**REQUIREMENTS:**
Give only the count of lines containing "xlabel".
|---|
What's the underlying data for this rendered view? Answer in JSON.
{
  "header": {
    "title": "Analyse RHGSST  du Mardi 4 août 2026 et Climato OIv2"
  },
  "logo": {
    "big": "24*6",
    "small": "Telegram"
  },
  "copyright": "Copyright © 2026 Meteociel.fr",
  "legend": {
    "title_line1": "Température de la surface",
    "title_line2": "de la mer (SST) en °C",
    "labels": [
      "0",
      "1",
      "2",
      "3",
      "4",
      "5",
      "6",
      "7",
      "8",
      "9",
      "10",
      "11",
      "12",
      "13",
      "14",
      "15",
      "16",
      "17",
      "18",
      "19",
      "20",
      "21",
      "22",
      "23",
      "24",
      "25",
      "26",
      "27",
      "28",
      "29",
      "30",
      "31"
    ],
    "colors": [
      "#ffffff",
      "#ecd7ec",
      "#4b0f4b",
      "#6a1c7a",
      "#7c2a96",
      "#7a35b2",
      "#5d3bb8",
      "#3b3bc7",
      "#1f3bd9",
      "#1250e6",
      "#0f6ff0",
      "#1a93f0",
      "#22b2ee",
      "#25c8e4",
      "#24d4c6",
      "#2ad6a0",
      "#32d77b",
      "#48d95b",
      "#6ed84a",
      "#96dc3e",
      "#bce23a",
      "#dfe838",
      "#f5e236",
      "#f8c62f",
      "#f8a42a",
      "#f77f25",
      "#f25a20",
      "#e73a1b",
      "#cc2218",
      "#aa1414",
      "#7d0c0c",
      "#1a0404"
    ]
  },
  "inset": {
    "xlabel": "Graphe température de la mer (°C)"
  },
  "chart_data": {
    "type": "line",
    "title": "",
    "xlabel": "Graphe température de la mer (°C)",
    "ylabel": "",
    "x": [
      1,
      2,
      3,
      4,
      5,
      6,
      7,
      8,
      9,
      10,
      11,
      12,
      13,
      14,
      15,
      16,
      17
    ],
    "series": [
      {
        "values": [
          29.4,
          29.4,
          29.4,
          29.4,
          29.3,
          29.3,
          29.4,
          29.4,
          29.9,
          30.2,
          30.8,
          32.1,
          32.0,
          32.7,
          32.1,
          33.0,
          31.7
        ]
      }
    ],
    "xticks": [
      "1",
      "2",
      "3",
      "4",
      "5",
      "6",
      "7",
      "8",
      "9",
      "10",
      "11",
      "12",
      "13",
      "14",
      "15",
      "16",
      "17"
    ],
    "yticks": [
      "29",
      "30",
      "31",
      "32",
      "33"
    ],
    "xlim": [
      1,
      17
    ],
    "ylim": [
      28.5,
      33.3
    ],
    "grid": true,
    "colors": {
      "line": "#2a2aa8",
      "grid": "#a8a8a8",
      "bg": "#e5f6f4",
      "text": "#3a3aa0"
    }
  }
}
|---|
**CORRECT ANSWER:**
2